§ **Written exercise**: Set out each line from the following listing that includes the word "icon".

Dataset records
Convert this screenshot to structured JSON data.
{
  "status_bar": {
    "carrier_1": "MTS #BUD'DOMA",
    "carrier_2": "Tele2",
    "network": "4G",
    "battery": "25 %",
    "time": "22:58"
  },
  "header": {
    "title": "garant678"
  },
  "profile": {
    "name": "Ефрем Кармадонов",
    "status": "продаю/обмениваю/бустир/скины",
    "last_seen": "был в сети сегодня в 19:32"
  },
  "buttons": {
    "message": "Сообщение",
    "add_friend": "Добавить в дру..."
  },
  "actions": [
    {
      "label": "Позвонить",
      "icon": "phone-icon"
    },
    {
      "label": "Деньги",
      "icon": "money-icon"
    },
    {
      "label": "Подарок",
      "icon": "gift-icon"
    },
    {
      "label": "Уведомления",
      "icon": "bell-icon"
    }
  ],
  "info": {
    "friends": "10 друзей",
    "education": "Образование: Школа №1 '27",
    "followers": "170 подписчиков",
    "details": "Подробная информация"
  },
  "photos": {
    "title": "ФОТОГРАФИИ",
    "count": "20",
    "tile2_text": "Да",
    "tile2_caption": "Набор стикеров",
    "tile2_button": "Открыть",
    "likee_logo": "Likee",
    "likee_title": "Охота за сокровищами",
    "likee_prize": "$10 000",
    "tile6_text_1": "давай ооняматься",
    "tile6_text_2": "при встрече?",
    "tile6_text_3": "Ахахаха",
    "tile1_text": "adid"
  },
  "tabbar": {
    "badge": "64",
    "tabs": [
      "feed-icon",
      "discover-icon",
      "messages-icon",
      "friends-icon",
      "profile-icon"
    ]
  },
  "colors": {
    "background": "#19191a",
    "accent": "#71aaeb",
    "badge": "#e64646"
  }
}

§ **Solved problem**:
      "icon": "phone-icon"
      "icon": "money-icon"
      "icon": "gift-icon"
      "icon": "bell-icon"
      "feed-icon",
      "discover-icon",
      "messages-icon",
      "friends-icon",
      "profile-icon"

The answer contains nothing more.